- [SOURCE TEXT]:

*** Block opens ***

I’m curious if anybody knows of other examples of how this mechanism actually works out physiologically.
Consider telomeres. The body’s inability to repair telomeres can be considered as an adaptive mechanism protecting from tumor formation in early life.
A little thought experiment:
When you’re a unicellular organism, you want to make as many copies of yourself as possible to maximize fitness. When you evolve into a multicellular organism, this strategy ain’t working anymore. A multicellular organism with telomerase expressed in every cell of the body will eventually get a mutation in one of the cell division regulatory cascades which causes it to divide infinitely and kill the whole organism.
For this reason, telomere repair should be disabled in non-reproductive cells so that renegade mutant cells would run out of reproductive capacity and stop dividing. The only way large tumors would occur is due to 2 independent mutations: one for cell division and one for telomerase expression. This is vastly more unlikely. The downside is that lack of telomere repair would lead to gene deregulation and eventual aging.
I’m fascinated how well this thought experiment parallels the story of Rasputin—a self-proclaimed healer who got into the inner circle of Czar’s family by helping their sick child and then worked to expand his influence. In the end, a group of nobles decided that the influence of Rasputin was threatening the empire, so they poisoned, shot and drowned him. Blood in the water indeed.

*** Block closes ***

- [CHECK YOUR UNDERSTANDING]:
A – According to the telomere passage, what two independent mutations would be needed for large tumors to occur?
B – Transcribe the stretch of the telomere passage from "For this reason, telomere" through "the water indeed.".

- [RECORDS PROVIDED]:
*** Block opens ***

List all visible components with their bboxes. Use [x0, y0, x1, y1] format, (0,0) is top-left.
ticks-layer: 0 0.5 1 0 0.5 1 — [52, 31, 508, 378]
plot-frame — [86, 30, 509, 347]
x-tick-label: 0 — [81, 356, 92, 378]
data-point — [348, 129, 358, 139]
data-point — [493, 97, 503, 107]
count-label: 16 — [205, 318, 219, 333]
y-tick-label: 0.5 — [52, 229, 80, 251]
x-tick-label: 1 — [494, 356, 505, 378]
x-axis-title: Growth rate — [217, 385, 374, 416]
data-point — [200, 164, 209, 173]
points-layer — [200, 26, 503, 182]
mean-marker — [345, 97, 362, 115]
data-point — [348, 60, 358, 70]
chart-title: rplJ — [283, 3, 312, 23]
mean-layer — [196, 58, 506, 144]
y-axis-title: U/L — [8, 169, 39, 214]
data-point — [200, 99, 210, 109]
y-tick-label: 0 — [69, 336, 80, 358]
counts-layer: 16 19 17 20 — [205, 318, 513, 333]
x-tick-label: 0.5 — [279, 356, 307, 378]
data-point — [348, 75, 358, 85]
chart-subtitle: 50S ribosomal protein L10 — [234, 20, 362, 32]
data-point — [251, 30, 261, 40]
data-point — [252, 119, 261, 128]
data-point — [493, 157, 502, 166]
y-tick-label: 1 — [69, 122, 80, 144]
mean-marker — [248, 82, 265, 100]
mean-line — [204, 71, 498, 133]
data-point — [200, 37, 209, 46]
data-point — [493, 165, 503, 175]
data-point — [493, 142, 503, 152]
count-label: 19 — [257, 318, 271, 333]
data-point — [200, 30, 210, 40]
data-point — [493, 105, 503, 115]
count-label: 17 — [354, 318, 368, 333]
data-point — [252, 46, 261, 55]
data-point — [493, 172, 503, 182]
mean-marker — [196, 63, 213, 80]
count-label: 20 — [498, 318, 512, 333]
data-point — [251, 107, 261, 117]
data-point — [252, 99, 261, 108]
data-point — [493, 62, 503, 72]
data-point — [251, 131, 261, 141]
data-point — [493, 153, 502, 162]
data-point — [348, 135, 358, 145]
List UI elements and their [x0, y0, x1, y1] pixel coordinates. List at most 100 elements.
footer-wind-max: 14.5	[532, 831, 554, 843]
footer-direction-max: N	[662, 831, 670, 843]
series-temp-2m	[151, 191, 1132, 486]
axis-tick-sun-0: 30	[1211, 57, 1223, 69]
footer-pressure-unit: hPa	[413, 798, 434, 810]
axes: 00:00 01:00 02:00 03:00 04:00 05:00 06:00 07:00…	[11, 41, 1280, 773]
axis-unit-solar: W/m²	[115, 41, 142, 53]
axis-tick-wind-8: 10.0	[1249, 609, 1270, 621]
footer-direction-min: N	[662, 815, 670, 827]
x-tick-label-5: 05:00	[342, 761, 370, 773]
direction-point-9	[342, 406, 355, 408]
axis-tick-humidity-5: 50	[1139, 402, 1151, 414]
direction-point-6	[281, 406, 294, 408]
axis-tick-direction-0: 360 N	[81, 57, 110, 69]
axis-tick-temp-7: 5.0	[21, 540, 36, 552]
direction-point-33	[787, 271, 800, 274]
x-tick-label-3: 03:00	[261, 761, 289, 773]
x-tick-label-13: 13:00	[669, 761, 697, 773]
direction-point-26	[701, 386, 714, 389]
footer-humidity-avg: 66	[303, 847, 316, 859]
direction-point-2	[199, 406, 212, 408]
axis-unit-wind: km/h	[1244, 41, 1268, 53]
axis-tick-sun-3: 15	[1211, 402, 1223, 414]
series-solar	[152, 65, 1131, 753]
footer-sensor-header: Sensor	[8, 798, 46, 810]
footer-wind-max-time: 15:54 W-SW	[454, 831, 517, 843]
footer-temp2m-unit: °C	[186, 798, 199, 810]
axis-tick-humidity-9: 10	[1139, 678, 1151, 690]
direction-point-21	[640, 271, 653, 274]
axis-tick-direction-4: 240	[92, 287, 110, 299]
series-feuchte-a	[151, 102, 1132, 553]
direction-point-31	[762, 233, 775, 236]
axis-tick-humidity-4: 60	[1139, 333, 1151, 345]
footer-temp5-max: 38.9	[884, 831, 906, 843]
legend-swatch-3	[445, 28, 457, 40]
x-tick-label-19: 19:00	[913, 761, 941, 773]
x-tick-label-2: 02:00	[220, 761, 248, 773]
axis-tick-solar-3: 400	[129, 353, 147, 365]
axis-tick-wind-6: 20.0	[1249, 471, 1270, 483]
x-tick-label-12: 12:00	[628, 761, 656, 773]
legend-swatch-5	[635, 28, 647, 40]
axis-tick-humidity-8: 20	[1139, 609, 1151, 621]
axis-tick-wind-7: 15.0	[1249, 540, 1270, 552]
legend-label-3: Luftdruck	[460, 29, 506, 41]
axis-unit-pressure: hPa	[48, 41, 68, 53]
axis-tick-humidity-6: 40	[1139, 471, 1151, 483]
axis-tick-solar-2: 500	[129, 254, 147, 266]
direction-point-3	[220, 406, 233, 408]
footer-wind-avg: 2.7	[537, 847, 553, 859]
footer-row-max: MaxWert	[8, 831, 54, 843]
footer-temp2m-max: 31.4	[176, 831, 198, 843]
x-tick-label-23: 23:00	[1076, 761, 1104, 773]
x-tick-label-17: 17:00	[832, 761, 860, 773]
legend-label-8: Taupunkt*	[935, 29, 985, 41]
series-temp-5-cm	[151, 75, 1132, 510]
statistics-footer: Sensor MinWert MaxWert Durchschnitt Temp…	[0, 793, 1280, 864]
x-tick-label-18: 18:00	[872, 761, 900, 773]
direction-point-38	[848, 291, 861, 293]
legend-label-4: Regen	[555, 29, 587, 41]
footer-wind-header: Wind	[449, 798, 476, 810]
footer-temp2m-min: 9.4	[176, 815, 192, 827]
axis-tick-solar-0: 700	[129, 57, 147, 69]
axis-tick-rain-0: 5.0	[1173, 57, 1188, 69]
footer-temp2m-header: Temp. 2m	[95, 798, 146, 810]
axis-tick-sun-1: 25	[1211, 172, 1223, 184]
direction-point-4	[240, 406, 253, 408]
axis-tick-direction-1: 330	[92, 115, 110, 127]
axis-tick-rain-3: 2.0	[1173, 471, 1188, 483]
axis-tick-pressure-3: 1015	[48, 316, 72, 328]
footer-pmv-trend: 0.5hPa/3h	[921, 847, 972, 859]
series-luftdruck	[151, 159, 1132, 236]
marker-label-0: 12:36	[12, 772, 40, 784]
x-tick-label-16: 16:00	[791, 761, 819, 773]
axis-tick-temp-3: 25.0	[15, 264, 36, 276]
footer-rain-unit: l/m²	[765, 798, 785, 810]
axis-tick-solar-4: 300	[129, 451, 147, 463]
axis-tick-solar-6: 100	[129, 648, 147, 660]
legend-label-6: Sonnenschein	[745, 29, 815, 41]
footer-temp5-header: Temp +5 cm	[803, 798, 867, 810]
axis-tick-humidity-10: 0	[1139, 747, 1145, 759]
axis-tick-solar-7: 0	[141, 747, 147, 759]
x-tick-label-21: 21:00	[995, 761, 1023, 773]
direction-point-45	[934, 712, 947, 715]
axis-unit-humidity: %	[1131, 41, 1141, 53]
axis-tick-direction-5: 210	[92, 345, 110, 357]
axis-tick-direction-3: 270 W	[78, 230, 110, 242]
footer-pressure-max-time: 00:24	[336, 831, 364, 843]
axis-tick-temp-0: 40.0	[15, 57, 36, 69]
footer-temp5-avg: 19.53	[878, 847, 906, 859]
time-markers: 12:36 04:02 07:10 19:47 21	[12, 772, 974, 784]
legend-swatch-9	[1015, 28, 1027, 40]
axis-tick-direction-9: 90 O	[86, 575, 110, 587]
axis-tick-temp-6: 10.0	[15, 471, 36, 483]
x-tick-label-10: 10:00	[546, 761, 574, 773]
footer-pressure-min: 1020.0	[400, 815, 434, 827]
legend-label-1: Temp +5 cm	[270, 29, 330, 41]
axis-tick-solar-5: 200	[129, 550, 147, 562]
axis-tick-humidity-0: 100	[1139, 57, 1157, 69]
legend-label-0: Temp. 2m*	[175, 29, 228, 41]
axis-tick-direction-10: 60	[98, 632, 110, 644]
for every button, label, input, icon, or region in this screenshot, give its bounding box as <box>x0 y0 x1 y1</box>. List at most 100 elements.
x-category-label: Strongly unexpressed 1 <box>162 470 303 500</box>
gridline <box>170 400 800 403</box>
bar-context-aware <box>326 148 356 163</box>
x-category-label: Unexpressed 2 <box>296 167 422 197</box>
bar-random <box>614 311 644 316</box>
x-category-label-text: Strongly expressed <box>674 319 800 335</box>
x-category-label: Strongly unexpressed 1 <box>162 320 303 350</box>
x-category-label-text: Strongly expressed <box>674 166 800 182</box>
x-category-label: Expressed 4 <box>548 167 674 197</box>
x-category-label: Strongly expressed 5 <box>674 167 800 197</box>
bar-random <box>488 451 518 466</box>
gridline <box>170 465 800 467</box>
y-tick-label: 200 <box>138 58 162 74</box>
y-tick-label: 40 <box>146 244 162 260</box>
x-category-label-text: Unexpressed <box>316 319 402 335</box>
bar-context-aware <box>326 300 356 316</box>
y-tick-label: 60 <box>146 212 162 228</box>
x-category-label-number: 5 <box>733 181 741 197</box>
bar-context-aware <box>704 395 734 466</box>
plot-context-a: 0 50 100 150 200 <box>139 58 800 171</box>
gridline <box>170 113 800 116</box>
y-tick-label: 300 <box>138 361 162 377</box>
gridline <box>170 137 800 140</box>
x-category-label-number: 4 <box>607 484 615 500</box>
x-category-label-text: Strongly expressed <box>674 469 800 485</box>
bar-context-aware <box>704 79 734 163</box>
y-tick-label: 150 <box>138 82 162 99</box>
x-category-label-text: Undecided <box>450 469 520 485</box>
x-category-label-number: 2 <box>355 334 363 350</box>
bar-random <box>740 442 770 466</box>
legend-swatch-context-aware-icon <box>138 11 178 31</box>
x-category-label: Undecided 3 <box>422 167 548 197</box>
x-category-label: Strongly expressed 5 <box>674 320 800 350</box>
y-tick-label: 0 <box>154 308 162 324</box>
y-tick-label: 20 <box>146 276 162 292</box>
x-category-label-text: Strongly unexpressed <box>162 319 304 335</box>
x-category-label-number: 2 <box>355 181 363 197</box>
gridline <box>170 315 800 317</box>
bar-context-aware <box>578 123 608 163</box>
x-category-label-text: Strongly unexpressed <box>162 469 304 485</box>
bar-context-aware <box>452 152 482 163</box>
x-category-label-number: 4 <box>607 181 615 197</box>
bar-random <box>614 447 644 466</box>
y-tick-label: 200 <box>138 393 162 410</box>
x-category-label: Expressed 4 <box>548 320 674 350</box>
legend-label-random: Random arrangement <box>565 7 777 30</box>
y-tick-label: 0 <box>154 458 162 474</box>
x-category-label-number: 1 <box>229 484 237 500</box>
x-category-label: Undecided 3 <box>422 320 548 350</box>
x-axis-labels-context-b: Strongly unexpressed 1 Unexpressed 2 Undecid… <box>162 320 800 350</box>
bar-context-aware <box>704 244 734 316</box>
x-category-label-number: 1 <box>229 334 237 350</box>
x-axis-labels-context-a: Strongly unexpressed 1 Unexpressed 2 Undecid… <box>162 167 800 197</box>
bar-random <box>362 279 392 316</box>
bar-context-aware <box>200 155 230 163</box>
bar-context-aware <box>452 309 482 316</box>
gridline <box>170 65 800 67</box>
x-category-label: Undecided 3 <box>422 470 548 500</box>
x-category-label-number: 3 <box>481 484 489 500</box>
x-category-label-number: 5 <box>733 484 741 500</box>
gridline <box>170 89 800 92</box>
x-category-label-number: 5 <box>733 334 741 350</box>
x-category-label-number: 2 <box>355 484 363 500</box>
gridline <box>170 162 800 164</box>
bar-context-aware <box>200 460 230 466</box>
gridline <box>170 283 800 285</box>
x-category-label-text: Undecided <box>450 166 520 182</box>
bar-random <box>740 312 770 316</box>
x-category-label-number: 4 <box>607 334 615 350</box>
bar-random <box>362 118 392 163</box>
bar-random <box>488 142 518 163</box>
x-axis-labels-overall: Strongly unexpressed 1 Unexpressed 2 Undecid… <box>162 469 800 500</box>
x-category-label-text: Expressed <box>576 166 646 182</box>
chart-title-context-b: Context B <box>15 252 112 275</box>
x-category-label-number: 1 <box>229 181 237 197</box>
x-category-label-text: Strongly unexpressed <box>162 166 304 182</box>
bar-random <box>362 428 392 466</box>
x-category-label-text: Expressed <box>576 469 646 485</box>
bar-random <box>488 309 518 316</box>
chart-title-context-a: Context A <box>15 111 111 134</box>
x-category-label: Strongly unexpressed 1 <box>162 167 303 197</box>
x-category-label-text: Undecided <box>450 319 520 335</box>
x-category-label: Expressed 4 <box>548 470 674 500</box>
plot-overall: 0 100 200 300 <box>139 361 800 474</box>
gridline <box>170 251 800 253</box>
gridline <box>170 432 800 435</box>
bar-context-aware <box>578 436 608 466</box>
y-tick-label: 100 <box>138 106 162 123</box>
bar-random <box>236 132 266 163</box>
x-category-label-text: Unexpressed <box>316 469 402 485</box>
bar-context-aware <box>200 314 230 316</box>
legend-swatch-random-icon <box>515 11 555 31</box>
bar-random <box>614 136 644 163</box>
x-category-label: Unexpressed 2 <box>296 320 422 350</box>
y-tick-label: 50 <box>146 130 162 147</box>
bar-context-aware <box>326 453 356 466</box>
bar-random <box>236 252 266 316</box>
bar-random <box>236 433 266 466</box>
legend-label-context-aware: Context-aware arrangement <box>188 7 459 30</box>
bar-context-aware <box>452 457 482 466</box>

*** Block closes ***

- [YOUR RESPONSES]:
A – One mutation for cell division and one for telomerase expression.

B –
For this reason, telomere repair should be disabled in non-reproductive cells so that renegade mutant cells would run out of reproductive capacity and stop dividing. The only way large tumors would occur is due to 2 independent mutations: one for cell division and one for telomerase expression. This is vastly more unlikely. The downside is that lack of telomere repair would lead to gene deregulation and eventual aging.
I’m fascinated how well this thought experiment parallels the story of Rasputin—a self-proclaimed healer who got into the inner circle of Czar’s family by helping their sick child and then worked to expand his influence. In the end, a group of nobles decided that the influence of Rasputin was threatening the empire, so they poisoned, shot and drowned him. Blood in the water indeed.